-- Begin Given entries --

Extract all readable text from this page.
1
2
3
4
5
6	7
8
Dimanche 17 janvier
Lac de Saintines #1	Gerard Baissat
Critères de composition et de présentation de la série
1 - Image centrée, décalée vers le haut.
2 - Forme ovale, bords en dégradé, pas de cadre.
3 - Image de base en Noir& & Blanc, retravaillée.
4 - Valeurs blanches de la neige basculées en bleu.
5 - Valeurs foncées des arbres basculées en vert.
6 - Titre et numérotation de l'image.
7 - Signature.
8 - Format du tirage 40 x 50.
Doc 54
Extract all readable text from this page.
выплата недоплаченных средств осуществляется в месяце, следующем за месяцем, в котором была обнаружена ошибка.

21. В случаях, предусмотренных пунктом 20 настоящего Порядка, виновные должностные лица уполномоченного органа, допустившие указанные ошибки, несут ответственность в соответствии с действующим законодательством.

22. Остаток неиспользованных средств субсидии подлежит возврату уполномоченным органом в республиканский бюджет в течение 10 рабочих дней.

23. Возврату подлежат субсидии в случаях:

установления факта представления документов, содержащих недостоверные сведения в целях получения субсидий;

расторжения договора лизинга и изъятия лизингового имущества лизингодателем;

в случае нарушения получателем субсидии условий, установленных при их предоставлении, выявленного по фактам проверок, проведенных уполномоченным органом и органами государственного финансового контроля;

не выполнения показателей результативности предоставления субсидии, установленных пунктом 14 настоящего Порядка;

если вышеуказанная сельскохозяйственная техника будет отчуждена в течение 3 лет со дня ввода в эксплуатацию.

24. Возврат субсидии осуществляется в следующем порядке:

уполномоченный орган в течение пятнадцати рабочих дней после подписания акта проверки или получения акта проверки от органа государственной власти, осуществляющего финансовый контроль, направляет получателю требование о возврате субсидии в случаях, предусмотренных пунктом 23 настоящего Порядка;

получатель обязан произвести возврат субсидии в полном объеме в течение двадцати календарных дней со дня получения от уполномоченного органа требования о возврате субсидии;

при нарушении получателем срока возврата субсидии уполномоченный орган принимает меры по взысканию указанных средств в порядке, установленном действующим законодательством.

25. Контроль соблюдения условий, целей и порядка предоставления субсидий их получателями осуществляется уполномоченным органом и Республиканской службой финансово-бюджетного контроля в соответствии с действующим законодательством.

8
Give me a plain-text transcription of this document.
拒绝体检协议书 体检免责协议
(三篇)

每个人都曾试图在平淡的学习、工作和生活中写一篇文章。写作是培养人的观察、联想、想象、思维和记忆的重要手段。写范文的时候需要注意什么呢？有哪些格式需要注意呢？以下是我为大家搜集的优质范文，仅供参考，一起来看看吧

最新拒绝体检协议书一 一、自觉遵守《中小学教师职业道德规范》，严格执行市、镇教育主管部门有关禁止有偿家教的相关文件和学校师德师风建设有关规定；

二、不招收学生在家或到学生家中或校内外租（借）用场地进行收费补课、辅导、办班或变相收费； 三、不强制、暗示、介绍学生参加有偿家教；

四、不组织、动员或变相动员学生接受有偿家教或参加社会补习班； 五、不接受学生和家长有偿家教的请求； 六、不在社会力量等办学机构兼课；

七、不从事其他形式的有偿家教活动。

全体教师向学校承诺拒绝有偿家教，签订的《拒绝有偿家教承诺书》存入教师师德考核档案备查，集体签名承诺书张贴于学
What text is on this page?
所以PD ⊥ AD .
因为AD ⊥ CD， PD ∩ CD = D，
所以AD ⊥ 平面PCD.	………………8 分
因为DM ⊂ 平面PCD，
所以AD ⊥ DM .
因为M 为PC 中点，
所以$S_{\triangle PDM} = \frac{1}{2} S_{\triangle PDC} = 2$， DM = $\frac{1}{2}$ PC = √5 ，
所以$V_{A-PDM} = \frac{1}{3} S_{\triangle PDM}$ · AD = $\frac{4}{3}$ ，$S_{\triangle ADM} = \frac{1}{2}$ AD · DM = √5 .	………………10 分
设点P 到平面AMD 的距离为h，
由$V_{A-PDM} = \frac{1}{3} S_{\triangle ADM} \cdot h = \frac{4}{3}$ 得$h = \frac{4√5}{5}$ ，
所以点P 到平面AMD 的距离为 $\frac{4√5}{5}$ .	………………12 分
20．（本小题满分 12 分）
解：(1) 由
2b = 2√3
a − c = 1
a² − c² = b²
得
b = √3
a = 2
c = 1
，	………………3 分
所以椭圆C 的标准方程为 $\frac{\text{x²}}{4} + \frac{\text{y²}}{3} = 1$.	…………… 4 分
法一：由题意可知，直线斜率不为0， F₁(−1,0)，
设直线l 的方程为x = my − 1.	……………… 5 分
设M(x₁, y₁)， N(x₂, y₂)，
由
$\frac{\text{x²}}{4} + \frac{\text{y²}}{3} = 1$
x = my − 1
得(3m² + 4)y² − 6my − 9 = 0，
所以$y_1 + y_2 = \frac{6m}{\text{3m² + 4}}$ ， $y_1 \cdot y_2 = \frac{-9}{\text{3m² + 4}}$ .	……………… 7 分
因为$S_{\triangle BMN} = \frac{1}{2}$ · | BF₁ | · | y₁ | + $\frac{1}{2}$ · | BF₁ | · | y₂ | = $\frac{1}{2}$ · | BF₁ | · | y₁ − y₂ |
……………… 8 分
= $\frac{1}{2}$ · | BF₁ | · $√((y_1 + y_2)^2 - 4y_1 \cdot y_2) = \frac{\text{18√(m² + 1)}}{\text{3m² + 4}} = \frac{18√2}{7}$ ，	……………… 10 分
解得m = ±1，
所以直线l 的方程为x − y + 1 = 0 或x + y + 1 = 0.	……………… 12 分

-- End Given entries --

Set exercise:
Pick out the lines that contain "предоставления" and copy them.

Response to this task:
не выполнения показателей результативности предоставления субсидии, установленных пунктом 14 настоящего Порядка;
25. Контроль соблюдения условий, целей и порядка предоставления субсидий их получателями осуществляется уполномоченным органом и Республиканской службой финансово-бюджетного контроля в соответствии с действующим законодательством.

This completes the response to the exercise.